> **What you need to do**
State the number of lines in these records that include the word "Lime", and add nothing to it.

*** Rows ***

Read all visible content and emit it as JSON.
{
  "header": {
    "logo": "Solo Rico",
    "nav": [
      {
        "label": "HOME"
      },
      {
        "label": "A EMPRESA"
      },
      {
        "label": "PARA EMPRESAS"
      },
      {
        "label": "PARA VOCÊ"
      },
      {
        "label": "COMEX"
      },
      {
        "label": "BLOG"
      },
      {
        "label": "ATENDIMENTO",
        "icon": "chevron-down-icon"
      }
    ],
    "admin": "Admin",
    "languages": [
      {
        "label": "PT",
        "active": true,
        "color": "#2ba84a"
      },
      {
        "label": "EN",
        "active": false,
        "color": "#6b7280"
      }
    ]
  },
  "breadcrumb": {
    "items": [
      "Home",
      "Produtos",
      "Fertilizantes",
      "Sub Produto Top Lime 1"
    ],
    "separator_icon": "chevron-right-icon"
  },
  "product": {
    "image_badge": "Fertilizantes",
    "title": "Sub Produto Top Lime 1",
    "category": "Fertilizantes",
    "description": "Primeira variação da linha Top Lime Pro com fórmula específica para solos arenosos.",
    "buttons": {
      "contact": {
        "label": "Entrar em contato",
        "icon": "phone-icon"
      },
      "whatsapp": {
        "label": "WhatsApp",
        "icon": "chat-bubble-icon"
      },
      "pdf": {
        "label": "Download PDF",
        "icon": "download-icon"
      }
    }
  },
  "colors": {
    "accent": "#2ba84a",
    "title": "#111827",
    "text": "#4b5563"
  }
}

***

> **Completed exercise**
3